- Short problem -
Your task is to reproduce the material exactly.

- Stored data -
+ + + +
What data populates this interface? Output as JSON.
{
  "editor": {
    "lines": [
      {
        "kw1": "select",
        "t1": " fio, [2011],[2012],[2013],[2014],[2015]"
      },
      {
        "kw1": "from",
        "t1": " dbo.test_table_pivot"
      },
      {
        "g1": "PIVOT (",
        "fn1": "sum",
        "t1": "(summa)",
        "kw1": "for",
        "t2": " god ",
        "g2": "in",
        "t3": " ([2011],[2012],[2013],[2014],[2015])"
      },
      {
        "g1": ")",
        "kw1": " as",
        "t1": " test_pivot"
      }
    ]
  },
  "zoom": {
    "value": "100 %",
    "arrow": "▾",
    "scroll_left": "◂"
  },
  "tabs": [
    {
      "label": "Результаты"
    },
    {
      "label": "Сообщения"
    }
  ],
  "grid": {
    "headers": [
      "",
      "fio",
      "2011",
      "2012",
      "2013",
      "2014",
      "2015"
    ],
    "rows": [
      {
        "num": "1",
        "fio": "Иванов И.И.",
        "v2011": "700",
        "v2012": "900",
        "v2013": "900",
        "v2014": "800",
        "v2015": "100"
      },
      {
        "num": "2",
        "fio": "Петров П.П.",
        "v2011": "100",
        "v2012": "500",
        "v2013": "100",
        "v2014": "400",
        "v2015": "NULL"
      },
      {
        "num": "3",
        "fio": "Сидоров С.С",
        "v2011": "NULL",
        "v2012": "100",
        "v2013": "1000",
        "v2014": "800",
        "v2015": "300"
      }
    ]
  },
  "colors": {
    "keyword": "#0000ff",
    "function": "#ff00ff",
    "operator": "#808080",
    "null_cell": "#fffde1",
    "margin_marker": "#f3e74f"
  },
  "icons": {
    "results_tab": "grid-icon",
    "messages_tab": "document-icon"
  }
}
+ + + +
- Complete answer -
What data populates this interface? Output as JSON.
{
  "editor": {
    "lines": [
      {
        "kw1": "select",
        "t1": " fio, [2011],[2012],[2013],[2014],[2015]"
      },
      {
        "kw1": "from",
        "t1": " dbo.test_table_pivot"
      },
      {
        "g1": "PIVOT (",
        "fn1": "sum",
        "t1": "(summa)",
        "kw1": "for",
        "t2": " god ",
        "g2": "in",
        "t3": " ([2011],[2012],[2013],[2014],[2015])"
      },
      {
        "g1": ")",
        "kw1": " as",
        "t1": " test_pivot"
      }
    ]
  },
  "zoom": {
    "value": "100 %",
    "arrow": "▾",
    "scroll_left": "◂"
  },
  "tabs": [
    {
      "label": "Результаты"
    },
    {
      "label": "Сообщения"
    }
  ],
  "grid": {
    "headers": [
      "",
      "fio",
      "2011",
      "2012",
      "2013",
      "2014",
      "2015"
    ],
    "rows": [
      {
        "num": "1",
        "fio": "Иванов И.И.",
        "v2011": "700",
        "v2012": "900",
        "v2013": "900",
        "v2014": "800",
        "v2015": "100"
      },
      {
        "num": "2",
        "fio": "Петров П.П.",
        "v2011": "100",
        "v2012": "500",
        "v2013": "100",
        "v2014": "400",
        "v2015": "NULL"
      },
      {
        "num": "3",
        "fio": "Сидоров С.С",
        "v2011": "NULL",
        "v2012": "100",
        "v2013": "1000",
        "v2014": "800",
        "v2015": "300"
      }
    ]
  },
  "colors": {
    "keyword": "#0000ff",
    "function": "#ff00ff",
    "operator": "#808080",
    "null_cell": "#fffde1",
    "margin_marker": "#f3e74f"
  },
  "icons": {
    "results_tab": "grid-icon",
    "messages_tab": "document-icon"
  }
}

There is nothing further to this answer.